Written task: Keep only the lines of the data below that contain "this", and copy them.

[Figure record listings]

▬▬▬

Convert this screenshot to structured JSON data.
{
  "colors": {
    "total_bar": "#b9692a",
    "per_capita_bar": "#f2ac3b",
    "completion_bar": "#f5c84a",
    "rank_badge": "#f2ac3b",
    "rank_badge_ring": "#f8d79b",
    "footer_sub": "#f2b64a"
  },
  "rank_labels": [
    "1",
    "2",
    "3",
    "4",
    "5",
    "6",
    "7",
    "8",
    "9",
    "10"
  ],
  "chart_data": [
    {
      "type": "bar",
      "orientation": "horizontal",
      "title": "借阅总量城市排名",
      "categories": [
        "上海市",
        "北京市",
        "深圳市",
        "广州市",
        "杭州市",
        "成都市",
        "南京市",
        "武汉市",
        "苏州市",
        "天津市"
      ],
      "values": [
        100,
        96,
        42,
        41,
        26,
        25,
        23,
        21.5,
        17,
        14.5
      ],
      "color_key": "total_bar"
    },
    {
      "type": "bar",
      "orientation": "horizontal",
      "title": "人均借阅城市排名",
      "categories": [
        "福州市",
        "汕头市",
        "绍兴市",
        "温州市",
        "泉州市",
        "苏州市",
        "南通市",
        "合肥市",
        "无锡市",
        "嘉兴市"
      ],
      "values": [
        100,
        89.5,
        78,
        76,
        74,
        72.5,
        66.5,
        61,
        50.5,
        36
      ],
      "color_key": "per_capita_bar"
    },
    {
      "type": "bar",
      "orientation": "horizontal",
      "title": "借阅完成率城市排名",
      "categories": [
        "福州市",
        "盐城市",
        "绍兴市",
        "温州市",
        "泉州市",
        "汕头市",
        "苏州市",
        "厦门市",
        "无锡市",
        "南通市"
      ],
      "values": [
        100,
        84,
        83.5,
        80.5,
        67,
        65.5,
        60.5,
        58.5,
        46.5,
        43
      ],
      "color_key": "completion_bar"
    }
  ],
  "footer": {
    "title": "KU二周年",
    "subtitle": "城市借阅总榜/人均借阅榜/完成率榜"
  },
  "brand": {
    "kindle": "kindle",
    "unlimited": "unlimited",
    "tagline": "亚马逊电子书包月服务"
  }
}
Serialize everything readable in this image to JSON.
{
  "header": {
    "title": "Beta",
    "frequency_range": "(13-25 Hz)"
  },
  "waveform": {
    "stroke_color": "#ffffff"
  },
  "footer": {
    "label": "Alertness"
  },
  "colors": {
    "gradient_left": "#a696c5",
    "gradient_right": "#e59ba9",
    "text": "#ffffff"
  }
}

▬▬▬

In response:
Convert this screenshot to structured JSON data.
Serialize everything readable in this image to JSON.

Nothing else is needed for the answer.